Goal.
Copy every line of the listing that holds the string "environment".

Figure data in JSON
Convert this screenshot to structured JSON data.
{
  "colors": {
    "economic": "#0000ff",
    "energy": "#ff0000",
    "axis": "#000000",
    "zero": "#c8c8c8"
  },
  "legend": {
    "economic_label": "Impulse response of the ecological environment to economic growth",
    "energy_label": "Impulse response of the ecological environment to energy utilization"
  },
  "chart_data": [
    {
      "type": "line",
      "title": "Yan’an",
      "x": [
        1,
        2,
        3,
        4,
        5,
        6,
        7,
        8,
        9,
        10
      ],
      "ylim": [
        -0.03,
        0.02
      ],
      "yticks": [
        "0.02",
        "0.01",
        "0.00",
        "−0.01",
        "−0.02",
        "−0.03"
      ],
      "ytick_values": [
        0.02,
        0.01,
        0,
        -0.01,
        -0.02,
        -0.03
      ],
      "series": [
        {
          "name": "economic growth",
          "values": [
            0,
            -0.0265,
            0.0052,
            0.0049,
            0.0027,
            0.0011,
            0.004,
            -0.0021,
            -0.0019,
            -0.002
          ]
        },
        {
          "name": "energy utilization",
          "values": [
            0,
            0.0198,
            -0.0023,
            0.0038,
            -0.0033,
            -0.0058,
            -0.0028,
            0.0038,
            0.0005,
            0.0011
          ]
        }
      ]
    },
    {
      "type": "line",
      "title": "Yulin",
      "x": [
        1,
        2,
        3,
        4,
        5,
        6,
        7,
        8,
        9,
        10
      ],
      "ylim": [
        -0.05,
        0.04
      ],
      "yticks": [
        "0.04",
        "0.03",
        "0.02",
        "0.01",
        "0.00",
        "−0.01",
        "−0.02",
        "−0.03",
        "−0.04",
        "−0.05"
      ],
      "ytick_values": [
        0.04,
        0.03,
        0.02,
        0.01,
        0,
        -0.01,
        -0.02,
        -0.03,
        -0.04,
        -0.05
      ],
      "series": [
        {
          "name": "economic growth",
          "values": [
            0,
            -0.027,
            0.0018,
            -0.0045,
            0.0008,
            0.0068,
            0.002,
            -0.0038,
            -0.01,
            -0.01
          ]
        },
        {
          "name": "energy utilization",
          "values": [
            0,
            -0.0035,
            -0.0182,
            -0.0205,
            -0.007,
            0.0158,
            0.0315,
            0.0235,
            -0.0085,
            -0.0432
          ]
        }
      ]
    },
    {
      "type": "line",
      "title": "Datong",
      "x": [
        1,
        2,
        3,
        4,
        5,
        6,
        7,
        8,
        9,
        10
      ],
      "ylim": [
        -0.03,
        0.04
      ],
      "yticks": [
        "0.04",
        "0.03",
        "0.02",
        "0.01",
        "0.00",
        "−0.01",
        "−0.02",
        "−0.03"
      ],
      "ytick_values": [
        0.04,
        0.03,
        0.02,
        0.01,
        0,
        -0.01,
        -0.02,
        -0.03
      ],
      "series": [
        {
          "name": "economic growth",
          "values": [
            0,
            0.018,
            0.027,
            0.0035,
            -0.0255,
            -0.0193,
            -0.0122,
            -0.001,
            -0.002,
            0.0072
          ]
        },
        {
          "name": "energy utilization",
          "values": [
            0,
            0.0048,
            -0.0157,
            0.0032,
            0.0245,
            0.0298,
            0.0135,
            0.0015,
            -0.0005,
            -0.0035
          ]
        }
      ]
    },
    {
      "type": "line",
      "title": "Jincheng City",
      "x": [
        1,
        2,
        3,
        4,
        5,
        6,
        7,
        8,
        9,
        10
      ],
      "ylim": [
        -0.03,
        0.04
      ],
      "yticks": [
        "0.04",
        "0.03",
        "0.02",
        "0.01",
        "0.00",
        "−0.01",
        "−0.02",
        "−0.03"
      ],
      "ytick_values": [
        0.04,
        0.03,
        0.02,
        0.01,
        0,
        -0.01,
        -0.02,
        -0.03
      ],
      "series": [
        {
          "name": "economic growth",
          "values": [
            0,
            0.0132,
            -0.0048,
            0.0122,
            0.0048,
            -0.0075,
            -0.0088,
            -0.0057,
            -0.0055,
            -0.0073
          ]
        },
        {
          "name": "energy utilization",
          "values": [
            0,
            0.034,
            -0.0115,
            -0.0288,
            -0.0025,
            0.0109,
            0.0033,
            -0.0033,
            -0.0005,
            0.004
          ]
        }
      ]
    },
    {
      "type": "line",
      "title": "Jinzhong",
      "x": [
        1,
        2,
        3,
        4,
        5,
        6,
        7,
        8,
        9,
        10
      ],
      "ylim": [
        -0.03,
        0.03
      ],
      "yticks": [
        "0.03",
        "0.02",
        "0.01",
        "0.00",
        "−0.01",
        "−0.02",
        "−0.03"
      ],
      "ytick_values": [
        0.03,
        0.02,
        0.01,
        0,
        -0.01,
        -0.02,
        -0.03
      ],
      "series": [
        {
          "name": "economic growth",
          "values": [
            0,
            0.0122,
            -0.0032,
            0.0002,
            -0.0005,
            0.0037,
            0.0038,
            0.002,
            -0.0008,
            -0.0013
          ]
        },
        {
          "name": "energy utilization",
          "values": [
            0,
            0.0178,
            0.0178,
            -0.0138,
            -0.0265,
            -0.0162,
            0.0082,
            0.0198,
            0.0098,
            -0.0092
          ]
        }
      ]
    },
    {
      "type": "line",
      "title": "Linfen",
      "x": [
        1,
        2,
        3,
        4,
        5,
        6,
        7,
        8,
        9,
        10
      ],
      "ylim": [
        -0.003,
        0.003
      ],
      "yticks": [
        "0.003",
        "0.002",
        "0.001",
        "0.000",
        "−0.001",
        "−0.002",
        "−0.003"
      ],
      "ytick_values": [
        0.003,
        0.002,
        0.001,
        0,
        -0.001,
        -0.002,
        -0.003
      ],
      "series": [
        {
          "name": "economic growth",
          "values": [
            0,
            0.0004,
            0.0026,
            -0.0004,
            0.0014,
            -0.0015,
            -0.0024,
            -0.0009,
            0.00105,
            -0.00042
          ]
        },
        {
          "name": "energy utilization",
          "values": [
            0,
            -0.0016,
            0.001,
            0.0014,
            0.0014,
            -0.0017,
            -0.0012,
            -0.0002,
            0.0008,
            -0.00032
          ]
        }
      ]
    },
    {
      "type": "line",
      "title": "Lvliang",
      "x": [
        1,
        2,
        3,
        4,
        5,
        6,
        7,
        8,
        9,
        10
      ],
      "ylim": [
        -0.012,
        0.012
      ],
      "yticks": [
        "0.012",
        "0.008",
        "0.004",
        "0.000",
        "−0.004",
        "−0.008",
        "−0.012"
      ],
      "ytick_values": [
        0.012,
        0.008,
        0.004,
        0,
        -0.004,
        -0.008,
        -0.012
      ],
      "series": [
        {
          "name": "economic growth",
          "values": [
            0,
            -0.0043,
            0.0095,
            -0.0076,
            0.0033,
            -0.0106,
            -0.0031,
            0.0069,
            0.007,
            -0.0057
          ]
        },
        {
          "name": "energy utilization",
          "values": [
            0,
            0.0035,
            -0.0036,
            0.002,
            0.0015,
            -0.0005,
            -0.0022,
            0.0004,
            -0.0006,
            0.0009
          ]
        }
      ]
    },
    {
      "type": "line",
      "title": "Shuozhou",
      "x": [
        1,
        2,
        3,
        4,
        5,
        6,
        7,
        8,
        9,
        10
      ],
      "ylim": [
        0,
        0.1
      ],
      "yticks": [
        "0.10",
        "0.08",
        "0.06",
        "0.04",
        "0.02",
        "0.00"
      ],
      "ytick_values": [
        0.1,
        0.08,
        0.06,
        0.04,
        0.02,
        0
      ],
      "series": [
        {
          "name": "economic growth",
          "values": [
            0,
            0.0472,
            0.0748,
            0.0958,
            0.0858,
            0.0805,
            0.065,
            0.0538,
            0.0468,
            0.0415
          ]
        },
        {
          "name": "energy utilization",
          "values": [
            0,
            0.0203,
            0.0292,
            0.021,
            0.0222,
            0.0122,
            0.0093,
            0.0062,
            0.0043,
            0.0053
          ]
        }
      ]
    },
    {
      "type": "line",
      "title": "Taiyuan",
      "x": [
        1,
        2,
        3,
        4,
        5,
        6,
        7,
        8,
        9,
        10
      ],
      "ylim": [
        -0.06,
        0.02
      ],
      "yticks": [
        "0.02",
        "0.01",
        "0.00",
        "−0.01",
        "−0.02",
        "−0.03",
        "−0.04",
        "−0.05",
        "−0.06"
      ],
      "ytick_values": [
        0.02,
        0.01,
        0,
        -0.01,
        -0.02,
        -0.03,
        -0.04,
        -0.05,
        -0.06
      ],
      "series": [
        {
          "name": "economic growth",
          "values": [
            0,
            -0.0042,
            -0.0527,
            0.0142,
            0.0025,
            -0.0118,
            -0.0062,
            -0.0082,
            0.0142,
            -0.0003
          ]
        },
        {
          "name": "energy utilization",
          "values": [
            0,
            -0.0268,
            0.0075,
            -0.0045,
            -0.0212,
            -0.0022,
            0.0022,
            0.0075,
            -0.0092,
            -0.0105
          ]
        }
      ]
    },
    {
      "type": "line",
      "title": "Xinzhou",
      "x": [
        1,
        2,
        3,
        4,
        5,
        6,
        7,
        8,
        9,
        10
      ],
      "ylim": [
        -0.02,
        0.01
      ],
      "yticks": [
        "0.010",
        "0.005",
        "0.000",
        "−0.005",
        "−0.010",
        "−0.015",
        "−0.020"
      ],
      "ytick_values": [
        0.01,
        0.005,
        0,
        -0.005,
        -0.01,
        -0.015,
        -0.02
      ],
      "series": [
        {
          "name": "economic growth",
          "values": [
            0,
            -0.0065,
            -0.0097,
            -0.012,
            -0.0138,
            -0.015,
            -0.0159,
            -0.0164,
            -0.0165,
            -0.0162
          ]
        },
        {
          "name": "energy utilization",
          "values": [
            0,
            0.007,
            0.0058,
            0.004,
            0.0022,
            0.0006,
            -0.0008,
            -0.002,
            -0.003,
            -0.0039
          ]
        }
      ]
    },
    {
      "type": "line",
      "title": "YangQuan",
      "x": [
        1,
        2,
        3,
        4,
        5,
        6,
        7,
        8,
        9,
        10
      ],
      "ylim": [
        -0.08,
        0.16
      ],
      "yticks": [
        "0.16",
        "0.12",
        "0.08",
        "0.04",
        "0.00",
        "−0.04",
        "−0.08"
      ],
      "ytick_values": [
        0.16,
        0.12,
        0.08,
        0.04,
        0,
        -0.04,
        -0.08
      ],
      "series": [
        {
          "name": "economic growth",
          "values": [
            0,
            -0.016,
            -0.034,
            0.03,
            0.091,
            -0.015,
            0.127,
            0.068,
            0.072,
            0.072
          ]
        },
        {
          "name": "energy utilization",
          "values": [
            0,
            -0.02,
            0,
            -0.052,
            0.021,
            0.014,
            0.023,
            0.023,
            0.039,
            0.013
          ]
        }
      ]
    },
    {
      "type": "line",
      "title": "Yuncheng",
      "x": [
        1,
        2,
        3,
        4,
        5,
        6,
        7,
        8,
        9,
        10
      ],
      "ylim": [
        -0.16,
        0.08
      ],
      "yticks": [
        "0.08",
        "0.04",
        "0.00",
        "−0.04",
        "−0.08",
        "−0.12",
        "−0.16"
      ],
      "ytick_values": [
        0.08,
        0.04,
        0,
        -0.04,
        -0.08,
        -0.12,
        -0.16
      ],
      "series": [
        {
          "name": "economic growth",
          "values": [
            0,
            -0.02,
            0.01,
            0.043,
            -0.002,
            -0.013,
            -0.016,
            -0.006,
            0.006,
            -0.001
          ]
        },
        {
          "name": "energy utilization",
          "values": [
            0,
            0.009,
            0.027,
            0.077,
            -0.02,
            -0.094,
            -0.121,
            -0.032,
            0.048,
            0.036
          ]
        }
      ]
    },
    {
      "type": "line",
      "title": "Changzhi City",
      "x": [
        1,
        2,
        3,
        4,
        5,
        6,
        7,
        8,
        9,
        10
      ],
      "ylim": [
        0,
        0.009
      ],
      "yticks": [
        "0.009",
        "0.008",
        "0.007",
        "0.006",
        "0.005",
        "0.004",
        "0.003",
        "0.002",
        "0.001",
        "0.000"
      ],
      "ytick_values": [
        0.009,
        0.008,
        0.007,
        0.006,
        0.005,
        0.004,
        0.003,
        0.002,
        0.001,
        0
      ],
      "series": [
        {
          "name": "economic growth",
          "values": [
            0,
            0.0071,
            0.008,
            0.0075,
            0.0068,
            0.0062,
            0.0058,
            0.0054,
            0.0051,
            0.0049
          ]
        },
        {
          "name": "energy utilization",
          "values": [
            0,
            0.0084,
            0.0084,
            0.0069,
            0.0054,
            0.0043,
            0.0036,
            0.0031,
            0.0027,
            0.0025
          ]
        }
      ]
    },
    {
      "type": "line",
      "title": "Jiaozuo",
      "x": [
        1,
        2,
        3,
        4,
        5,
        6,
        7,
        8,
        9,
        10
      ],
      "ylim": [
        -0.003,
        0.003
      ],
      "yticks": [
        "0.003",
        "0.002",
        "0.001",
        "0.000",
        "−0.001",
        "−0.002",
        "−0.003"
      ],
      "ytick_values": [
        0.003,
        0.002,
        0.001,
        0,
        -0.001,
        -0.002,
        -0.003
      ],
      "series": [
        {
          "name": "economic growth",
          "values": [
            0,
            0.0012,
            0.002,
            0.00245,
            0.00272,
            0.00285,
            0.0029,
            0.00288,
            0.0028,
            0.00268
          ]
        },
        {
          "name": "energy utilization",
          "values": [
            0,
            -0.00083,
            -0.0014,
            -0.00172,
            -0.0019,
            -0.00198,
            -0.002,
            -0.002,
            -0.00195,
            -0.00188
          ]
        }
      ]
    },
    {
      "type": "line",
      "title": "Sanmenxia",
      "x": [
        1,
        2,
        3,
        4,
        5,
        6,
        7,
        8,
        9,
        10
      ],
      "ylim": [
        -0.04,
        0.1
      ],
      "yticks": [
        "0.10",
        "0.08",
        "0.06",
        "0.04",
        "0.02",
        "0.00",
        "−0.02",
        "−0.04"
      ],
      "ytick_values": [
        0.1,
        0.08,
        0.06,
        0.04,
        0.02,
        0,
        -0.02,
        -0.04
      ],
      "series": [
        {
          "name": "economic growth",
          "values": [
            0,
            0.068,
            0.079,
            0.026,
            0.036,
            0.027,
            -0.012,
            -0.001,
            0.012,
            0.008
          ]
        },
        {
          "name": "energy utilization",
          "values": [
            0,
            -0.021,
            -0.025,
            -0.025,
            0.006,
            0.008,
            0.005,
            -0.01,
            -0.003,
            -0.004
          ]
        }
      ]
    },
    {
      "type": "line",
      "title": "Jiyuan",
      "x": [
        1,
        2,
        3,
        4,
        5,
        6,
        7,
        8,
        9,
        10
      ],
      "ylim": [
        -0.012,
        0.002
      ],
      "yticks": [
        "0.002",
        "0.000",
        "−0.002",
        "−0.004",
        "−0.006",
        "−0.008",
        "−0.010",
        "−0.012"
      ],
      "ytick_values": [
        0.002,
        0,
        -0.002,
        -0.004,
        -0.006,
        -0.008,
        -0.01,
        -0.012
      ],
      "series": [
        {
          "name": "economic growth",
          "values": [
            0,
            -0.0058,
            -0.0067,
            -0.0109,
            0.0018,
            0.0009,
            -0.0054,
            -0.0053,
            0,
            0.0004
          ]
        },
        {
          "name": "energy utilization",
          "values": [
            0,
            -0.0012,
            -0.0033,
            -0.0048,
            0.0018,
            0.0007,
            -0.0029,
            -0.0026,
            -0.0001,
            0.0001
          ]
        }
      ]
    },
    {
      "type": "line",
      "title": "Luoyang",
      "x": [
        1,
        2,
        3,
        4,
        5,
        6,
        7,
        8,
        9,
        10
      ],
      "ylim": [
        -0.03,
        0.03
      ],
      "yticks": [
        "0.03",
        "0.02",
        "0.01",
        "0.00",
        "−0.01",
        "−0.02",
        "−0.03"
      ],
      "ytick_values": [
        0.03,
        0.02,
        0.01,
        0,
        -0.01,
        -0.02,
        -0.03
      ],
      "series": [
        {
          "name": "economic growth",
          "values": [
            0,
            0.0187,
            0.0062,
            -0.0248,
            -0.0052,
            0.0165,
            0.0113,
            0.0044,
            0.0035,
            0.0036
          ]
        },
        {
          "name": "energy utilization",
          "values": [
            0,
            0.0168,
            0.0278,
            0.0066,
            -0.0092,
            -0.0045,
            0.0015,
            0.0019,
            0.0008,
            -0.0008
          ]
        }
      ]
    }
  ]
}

Task output.
    "economic_label": "Impulse response of the ecological environment to economic growth",
    "energy_label": "Impulse response of the ecological environment to energy utilization"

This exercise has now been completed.